**Stored rows**
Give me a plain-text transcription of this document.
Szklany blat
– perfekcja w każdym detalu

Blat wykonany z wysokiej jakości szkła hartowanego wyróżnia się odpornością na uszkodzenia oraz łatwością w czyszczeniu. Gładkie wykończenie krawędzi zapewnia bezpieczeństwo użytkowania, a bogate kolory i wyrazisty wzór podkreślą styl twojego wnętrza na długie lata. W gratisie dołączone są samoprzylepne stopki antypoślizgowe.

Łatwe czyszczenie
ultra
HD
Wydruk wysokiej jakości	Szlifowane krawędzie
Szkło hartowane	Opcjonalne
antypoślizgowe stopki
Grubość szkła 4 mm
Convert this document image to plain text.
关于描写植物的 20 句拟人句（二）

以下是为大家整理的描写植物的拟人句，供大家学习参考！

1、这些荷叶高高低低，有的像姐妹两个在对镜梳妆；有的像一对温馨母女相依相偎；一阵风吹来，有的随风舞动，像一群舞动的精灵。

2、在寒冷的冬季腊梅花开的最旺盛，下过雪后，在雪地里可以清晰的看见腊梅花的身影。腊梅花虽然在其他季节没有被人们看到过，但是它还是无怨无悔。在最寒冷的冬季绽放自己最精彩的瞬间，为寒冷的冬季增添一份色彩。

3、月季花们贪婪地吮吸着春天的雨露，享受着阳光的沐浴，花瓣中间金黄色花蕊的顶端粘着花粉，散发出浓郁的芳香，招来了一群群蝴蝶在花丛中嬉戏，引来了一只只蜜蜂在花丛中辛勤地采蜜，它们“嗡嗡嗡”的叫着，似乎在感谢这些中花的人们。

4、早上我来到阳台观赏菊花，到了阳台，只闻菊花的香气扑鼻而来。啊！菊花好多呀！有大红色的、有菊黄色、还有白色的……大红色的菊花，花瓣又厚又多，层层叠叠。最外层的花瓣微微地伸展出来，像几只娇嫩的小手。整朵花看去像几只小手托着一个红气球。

**Task**
Every entry above needs to be quoted exactly.

**Solution to the exercise**
Give me a plain-text transcription of this document.
Szklany blat
– perfekcja w każdym detalu

Blat wykonany z wysokiej jakości szkła hartowanego wyróżnia się odpornością na uszkodzenia oraz łatwością w czyszczeniu. Gładkie wykończenie krawędzi zapewnia bezpieczeństwo użytkowania, a bogate kolory i wyrazisty wzór podkreślą styl twojego wnętrza na długie lata. W gratisie dołączone są samoprzylepne stopki antypoślizgowe.

Łatwe czyszczenie
ultra
HD
Wydruk wysokiej jakości	Szlifowane krawędzie
Szkło hartowane	Opcjonalne
antypoślizgowe stopki
Grubość szkła 4 mm
Convert this document image to plain text.
关于描写植物的 20 句拟人句（二）

以下是为大家整理的描写植物的拟人句，供大家学习参考！

1、这些荷叶高高低低，有的像姐妹两个在对镜梳妆；有的像一对温馨母女相依相偎；一阵风吹来，有的随风舞动，像一群舞动的精灵。

2、在寒冷的冬季腊梅花开的最旺盛，下过雪后，在雪地里可以清晰的看见腊梅花的身影。腊梅花虽然在其他季节没有被人们看到过，但是它还是无怨无悔。在最寒冷的冬季绽放自己最精彩的瞬间，为寒冷的冬季增添一份色彩。

3、月季花们贪婪地吮吸着春天的雨露，享受着阳光的沐浴，花瓣中间金黄色花蕊的顶端粘着花粉，散发出浓郁的芳香，招来了一群群蝴蝶在花丛中嬉戏，引来了一只只蜜蜂在花丛中辛勤地采蜜，它们“嗡嗡嗡”的叫着，似乎在感谢这些中花的人们。

4、早上我来到阳台观赏菊花，到了阳台，只闻菊花的香气扑鼻而来。啊！菊花好多呀！有大红色的、有菊黄色、还有白色的……大红色的菊花，花瓣又厚又多，层层叠叠。最外层的花瓣微微地伸展出来，像几只娇嫩的小手。整朵花看去像几只小手托着一个红气球。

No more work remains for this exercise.